> _Aim of the exercise_
Copy out all lines with the word "执业证书编号" in them.

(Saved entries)
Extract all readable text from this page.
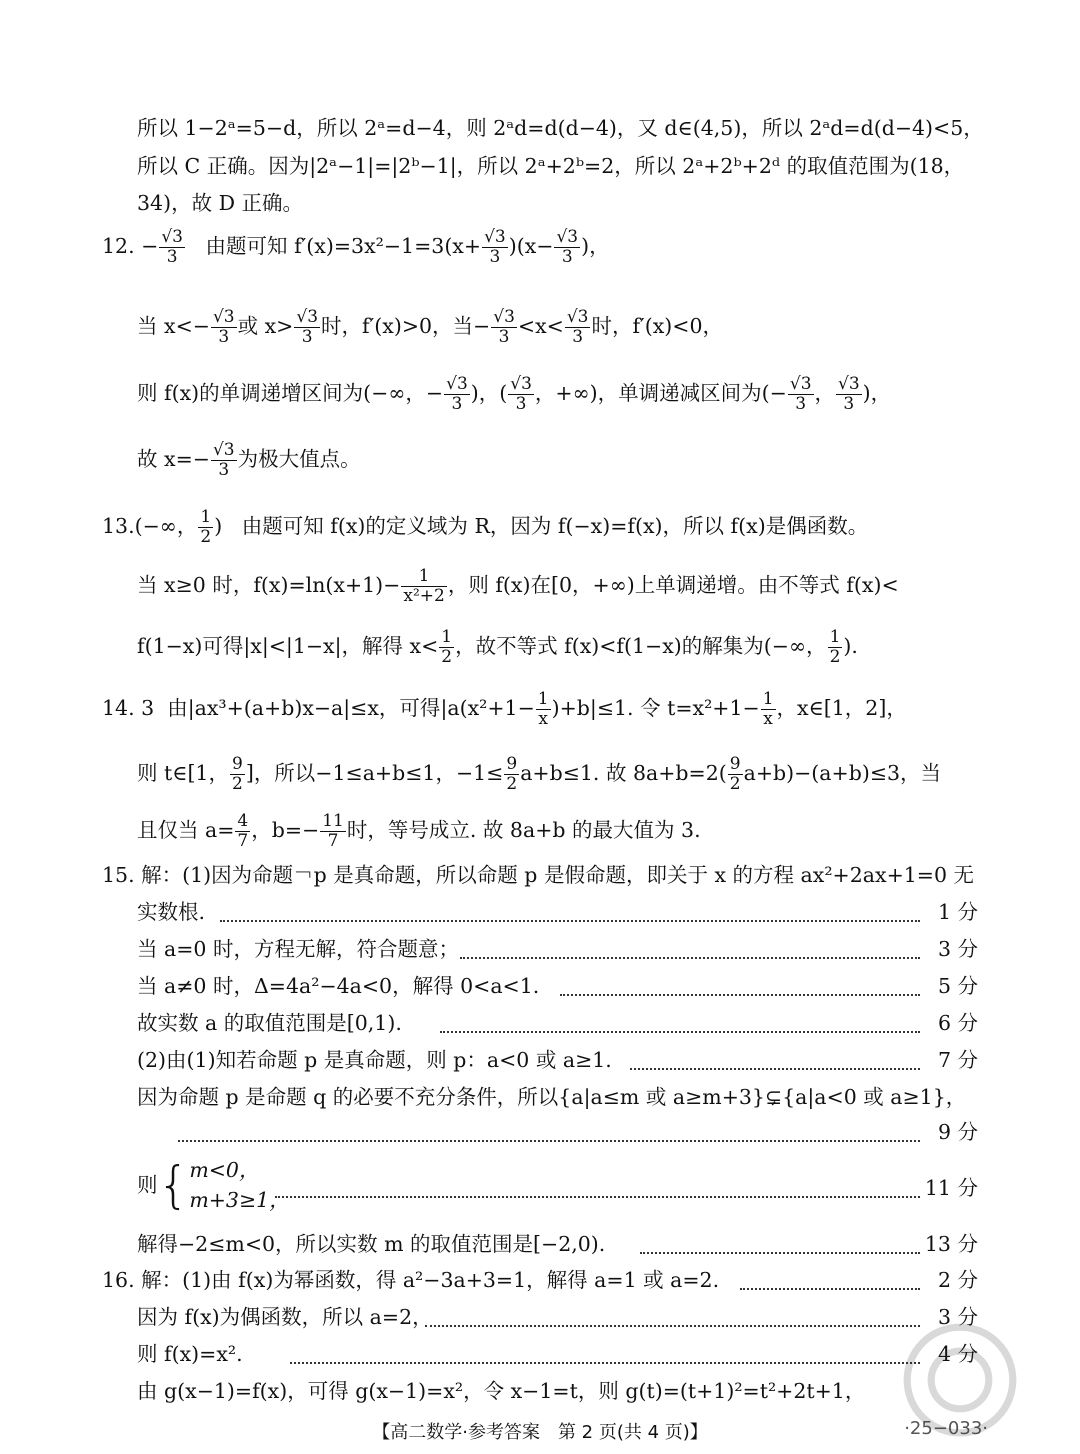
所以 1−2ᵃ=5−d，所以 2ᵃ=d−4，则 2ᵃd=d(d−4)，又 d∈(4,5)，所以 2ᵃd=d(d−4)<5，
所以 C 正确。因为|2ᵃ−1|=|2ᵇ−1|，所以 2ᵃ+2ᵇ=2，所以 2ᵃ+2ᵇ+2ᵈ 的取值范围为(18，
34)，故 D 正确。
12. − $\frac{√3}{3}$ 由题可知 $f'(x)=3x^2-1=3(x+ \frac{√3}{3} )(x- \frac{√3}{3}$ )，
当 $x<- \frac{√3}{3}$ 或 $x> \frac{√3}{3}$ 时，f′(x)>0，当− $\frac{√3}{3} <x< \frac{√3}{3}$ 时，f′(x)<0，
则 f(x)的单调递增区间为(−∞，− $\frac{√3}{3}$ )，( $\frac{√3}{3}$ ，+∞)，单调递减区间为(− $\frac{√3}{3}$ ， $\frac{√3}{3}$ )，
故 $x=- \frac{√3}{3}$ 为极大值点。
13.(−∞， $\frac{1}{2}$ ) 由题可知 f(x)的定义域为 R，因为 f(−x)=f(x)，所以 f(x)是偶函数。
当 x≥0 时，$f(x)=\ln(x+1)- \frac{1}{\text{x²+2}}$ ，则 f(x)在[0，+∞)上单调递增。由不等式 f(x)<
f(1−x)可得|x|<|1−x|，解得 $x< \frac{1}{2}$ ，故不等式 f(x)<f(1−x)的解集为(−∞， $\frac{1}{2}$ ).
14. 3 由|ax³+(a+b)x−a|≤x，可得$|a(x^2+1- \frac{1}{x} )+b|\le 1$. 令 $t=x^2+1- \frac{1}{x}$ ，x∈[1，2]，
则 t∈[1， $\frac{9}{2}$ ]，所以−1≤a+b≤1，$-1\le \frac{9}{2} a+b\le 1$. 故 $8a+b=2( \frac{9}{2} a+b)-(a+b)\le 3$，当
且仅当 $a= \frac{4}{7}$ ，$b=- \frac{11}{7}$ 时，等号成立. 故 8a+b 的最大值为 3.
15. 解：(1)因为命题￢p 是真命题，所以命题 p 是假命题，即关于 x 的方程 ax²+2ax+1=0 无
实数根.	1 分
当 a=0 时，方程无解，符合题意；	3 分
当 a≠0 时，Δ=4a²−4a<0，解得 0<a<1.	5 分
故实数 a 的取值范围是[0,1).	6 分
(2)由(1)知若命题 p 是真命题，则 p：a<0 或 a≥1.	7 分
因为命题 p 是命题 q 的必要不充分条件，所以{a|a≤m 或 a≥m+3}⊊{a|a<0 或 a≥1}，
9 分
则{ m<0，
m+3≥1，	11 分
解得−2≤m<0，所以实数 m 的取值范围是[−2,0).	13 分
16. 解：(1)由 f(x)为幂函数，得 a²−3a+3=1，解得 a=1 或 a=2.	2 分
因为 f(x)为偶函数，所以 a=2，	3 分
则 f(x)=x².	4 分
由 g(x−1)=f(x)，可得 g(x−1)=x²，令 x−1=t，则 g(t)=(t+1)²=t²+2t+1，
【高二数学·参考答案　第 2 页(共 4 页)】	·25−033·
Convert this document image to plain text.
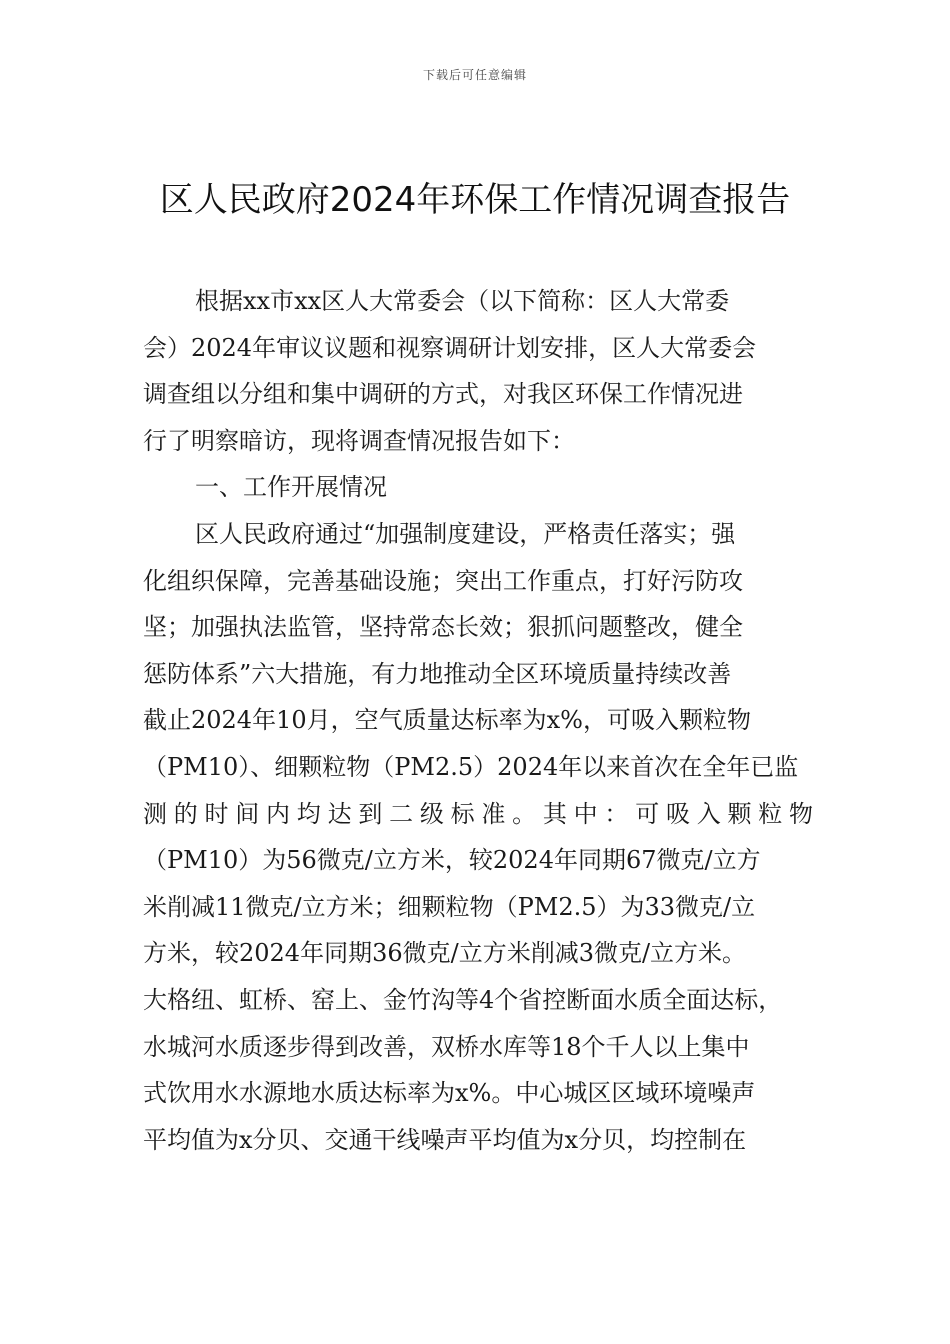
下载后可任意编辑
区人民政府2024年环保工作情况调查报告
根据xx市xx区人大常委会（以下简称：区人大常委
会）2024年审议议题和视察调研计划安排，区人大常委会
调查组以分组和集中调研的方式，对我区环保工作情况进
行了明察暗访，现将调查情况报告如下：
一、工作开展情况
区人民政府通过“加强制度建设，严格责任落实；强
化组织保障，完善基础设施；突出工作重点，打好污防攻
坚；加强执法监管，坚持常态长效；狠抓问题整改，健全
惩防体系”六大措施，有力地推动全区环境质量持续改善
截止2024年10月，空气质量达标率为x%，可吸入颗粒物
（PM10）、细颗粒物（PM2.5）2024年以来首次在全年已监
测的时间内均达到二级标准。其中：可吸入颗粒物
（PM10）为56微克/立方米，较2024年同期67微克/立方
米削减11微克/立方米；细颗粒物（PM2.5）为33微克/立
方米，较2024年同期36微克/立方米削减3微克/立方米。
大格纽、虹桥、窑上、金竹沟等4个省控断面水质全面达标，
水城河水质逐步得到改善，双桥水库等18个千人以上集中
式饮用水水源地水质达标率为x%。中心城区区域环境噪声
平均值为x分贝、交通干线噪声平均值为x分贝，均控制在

==

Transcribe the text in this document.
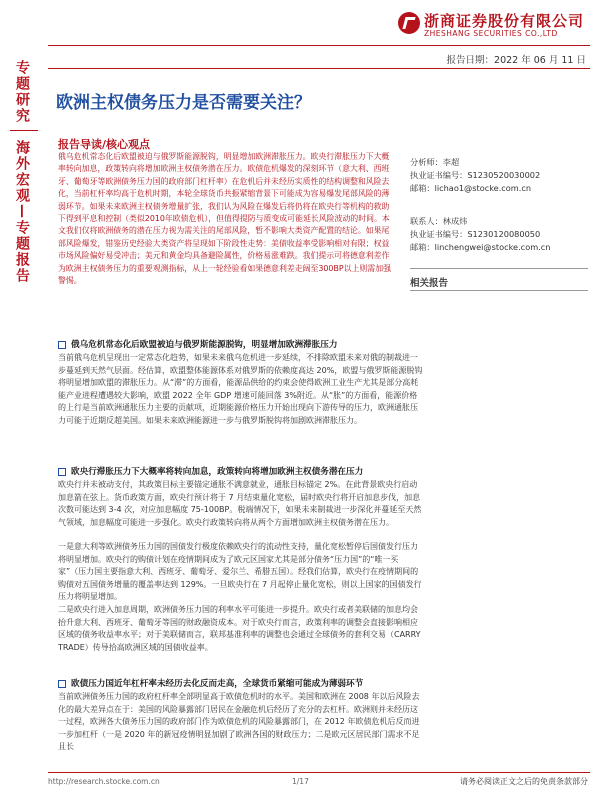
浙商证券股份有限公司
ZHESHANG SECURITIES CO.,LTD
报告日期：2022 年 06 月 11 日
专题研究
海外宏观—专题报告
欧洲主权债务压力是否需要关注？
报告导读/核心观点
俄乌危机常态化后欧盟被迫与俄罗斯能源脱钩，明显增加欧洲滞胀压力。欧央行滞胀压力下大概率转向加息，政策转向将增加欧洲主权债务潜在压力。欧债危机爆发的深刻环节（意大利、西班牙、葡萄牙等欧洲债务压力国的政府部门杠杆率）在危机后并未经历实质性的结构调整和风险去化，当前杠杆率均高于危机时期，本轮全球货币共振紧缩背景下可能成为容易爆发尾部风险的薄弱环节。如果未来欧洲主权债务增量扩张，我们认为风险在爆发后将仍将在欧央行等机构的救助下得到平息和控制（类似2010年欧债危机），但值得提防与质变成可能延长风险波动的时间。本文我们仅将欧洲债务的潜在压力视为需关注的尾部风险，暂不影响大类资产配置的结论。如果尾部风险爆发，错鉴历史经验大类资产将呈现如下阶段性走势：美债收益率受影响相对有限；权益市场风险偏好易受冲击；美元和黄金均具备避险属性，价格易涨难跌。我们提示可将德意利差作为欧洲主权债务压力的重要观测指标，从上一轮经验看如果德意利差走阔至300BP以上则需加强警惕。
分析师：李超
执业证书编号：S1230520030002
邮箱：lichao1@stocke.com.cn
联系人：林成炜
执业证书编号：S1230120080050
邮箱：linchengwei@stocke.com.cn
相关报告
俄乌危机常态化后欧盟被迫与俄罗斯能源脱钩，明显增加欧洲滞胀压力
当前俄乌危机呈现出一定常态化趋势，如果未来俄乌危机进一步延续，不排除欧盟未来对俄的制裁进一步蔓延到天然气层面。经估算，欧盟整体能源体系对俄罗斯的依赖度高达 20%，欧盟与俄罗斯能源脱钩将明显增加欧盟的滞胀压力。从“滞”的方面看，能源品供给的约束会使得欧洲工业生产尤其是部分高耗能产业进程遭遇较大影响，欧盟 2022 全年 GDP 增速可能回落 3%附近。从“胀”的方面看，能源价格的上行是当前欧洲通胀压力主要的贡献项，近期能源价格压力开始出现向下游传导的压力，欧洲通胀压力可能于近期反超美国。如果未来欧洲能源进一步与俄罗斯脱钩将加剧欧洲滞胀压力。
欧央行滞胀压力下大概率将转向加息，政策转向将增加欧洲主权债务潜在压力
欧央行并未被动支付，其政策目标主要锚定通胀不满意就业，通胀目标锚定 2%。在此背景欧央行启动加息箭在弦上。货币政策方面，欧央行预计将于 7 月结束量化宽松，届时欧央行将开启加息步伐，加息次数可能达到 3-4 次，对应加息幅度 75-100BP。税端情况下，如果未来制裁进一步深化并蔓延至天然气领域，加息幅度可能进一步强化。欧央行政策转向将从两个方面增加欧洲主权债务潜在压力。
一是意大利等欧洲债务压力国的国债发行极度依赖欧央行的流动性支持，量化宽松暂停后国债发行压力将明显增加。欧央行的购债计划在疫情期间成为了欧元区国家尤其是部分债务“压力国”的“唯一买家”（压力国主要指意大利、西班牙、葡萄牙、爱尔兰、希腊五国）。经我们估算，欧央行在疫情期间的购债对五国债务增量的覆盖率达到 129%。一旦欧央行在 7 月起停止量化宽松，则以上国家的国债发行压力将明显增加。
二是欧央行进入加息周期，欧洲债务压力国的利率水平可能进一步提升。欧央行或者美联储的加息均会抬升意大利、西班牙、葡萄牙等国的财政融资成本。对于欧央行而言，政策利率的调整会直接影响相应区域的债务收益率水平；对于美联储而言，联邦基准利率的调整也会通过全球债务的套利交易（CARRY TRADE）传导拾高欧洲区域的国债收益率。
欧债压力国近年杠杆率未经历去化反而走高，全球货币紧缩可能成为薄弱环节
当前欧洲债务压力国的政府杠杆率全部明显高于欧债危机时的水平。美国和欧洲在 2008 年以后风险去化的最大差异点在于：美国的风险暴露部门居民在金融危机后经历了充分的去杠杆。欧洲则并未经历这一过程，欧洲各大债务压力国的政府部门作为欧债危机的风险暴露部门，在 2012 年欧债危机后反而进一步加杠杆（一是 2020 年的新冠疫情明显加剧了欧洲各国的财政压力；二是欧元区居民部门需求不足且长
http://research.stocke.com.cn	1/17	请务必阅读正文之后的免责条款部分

> _Solved problem_
执业证书编号：S1230520030002
执业证书编号：S1230120080050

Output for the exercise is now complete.